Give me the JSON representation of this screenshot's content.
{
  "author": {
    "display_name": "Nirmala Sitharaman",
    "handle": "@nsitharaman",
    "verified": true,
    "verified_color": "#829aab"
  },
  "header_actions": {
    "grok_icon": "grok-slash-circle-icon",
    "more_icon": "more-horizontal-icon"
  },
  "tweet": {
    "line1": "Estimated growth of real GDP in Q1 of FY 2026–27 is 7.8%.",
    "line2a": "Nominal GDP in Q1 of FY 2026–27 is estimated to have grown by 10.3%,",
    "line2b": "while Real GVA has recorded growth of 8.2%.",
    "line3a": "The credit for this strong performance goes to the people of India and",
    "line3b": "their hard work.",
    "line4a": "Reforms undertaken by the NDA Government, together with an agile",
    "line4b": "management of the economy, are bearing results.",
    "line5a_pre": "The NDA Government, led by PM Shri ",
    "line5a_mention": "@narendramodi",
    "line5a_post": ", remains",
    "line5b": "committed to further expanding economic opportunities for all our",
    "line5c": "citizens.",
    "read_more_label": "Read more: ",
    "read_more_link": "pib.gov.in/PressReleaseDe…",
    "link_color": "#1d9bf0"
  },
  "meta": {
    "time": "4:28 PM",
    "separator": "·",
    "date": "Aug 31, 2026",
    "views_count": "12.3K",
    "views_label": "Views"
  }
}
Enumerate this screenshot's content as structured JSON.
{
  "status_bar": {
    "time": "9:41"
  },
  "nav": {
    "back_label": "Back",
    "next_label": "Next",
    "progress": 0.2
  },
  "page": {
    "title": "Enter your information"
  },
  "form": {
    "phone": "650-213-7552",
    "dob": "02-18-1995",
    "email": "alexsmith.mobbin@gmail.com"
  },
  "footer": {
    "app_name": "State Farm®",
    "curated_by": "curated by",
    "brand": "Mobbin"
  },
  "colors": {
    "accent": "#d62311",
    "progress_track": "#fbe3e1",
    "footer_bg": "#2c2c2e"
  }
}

*Directive*
Copy every line of the listing that includes the string "icon".

*Output*
    "grok_icon": "grok-slash-circle-icon",
    "more_icon": "more-horizontal-icon"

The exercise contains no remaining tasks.